## The problem
Only the number is wanted: count the lines in the data with "OAKS" in them.

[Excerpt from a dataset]
»»

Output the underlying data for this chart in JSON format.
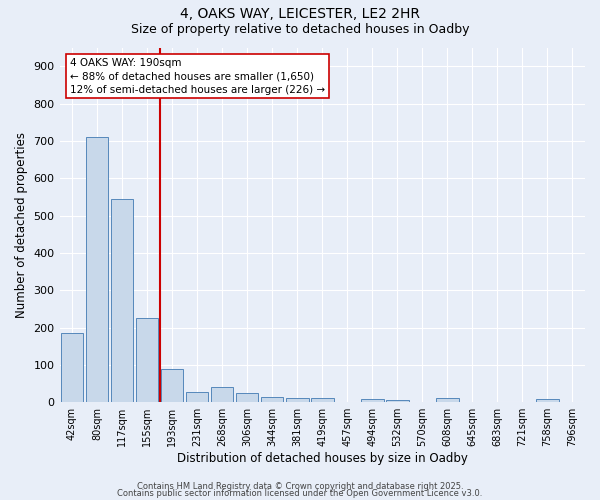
{
  "title1": "4, OAKS WAY, LEICESTER, LE2 2HR",
  "title2": "Size of property relative to detached houses in Oadby",
  "xlabel": "Distribution of detached houses by size in Oadby",
  "ylabel": "Number of detached properties",
  "categories": [
    "42sqm",
    "80sqm",
    "117sqm",
    "155sqm",
    "193sqm",
    "231sqm",
    "268sqm",
    "306sqm",
    "344sqm",
    "381sqm",
    "419sqm",
    "457sqm",
    "494sqm",
    "532sqm",
    "570sqm",
    "608sqm",
    "645sqm",
    "683sqm",
    "721sqm",
    "758sqm",
    "796sqm"
  ],
  "values": [
    185,
    710,
    545,
    225,
    88,
    27,
    40,
    25,
    14,
    10,
    10,
    0,
    8,
    5,
    0,
    10,
    0,
    0,
    0,
    8,
    0
  ],
  "bar_color": "#c8d8ea",
  "bar_edge_color": "#5588bb",
  "vline_index": 4,
  "vline_color": "#cc0000",
  "annotation_text": "4 OAKS WAY: 190sqm\n← 88% of detached houses are smaller (1,650)\n12% of semi-detached houses are larger (226) →",
  "annotation_box_facecolor": "#ffffff",
  "annotation_box_edgecolor": "#cc0000",
  "background_color": "#e8eef8",
  "grid_color": "#ffffff",
  "ylim": [
    0,
    950
  ],
  "yticks": [
    0,
    100,
    200,
    300,
    400,
    500,
    600,
    700,
    800,
    900
  ],
  "title1_fontsize": 10,
  "title2_fontsize": 9,
  "xlabel_fontsize": 8.5,
  "ylabel_fontsize": 8.5,
  "xtick_fontsize": 7,
  "ytick_fontsize": 8,
  "footer1": "Contains HM Land Registry data © Crown copyright and database right 2025.",
  "footer2": "Contains public sector information licensed under the Open Government Licence v3.0.",
  "footer_fontsize": 6
}
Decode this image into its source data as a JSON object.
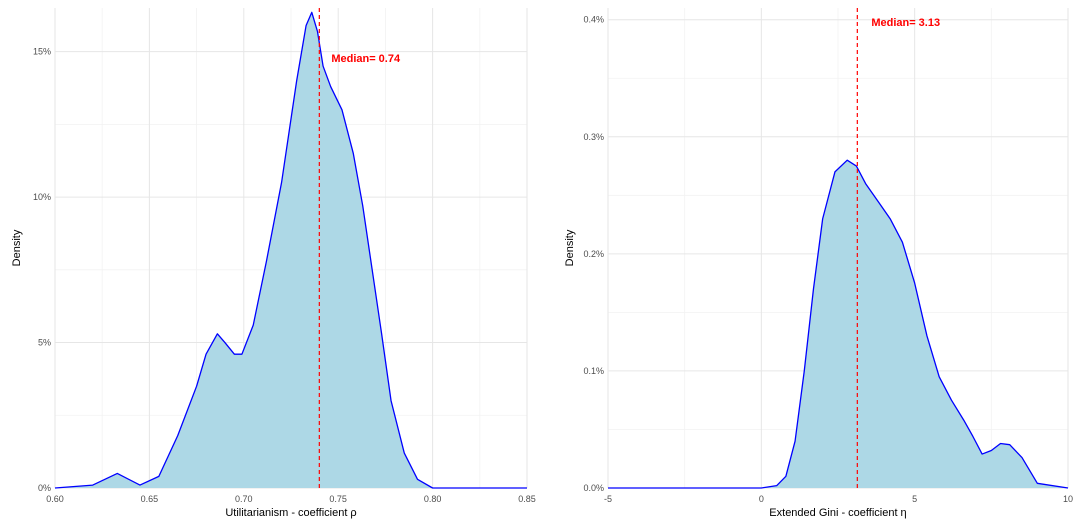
{
  "colors": {
    "fill": "#add8e6",
    "line": "#0000ff",
    "median": "#ff0000"
  },
  "chart_data": [
    {
      "type": "area",
      "title": "",
      "xlabel": "Utilitarianism - coefficient ρ",
      "ylabel": "Density",
      "xlim": [
        0.6,
        0.85
      ],
      "ylim": [
        0,
        0.165
      ],
      "x_ticks": [
        0.6,
        0.65,
        0.7,
        0.75,
        0.8,
        0.85
      ],
      "x_tick_labels": [
        "0.60",
        "0.65",
        "0.70",
        "0.75",
        "0.80",
        "0.85"
      ],
      "y_ticks": [
        0,
        0.05,
        0.1,
        0.15
      ],
      "y_tick_labels": [
        "0%",
        "5%",
        "10%",
        "15%"
      ],
      "grid": true,
      "median": {
        "x": 0.74,
        "label": "Median= 0.74"
      },
      "series": [
        {
          "x": [
            0.6,
            0.62,
            0.633,
            0.645,
            0.655,
            0.665,
            0.675,
            0.68,
            0.686,
            0.69,
            0.695,
            0.699,
            0.705,
            0.712,
            0.72,
            0.728,
            0.733,
            0.736,
            0.739,
            0.742,
            0.746,
            0.752,
            0.758,
            0.763,
            0.768,
            0.773,
            0.778,
            0.785,
            0.792,
            0.8,
            0.81,
            0.83,
            0.85
          ],
          "y": [
            0.0,
            0.001,
            0.005,
            0.001,
            0.004,
            0.018,
            0.035,
            0.046,
            0.053,
            0.05,
            0.046,
            0.046,
            0.056,
            0.078,
            0.105,
            0.14,
            0.159,
            0.1635,
            0.157,
            0.145,
            0.138,
            0.13,
            0.115,
            0.097,
            0.075,
            0.053,
            0.03,
            0.012,
            0.003,
            0.0,
            0.0,
            0.0,
            0.0
          ]
        }
      ]
    },
    {
      "type": "area",
      "title": "",
      "xlabel": "Extended Gini - coefficient η",
      "ylabel": "Density",
      "xlim": [
        -5,
        10
      ],
      "ylim": [
        0,
        0.0041
      ],
      "x_ticks": [
        -5,
        0,
        5,
        10
      ],
      "x_tick_labels": [
        "-5",
        "0",
        "5",
        "10"
      ],
      "y_ticks": [
        0,
        0.001,
        0.002,
        0.003,
        0.004
      ],
      "y_tick_labels": [
        "0.0%",
        "0.1%",
        "0.2%",
        "0.3%",
        "0.4%"
      ],
      "grid": true,
      "median": {
        "x": 3.13,
        "label": "Median= 3.13"
      },
      "series": [
        {
          "x": [
            -5,
            0,
            0.5,
            0.8,
            1.1,
            1.4,
            1.7,
            2.0,
            2.4,
            2.8,
            3.1,
            3.4,
            3.8,
            4.2,
            4.6,
            5.0,
            5.4,
            5.8,
            6.2,
            6.6,
            6.9,
            7.2,
            7.5,
            7.8,
            8.1,
            8.5,
            9.0,
            10.0
          ],
          "y": [
            0.0,
            0.0,
            2e-05,
            0.0001,
            0.0004,
            0.001,
            0.0017,
            0.0023,
            0.0027,
            0.0028,
            0.00275,
            0.0026,
            0.00245,
            0.0023,
            0.0021,
            0.00175,
            0.0013,
            0.00095,
            0.00075,
            0.00058,
            0.00044,
            0.00029,
            0.00032,
            0.00038,
            0.00037,
            0.00026,
            4e-05,
            0.0
          ]
        }
      ]
    }
  ]
}
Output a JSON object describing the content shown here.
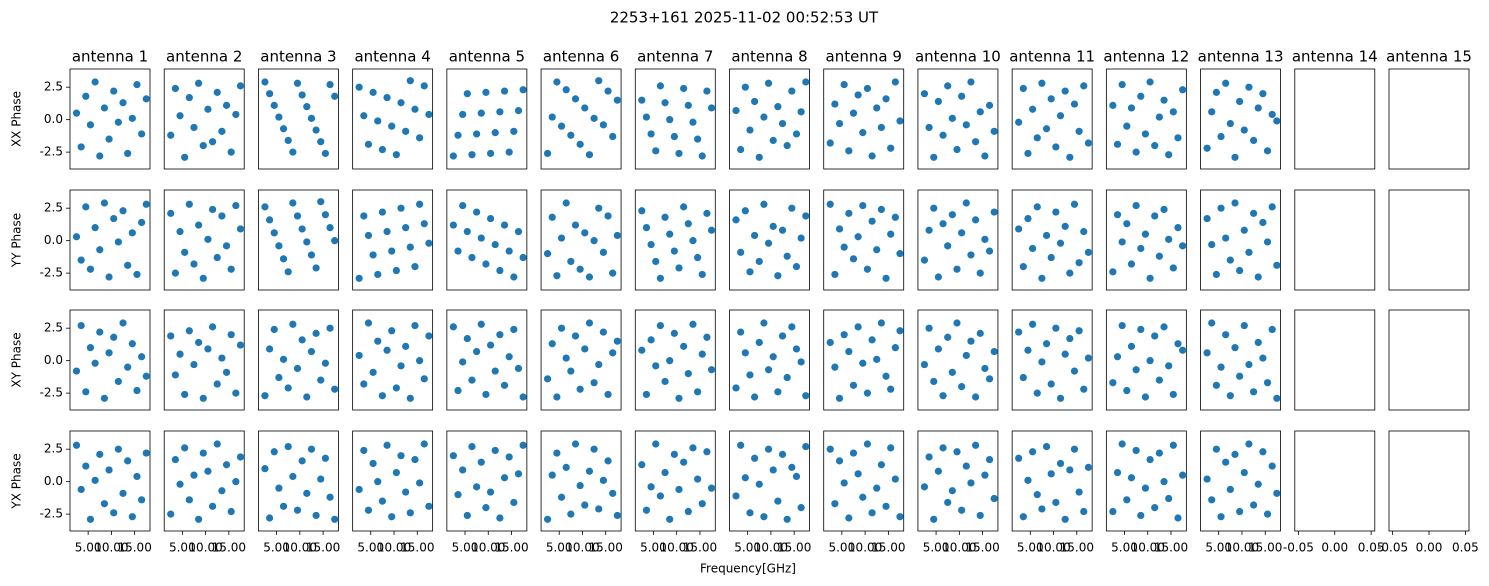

««

## Problem solution
2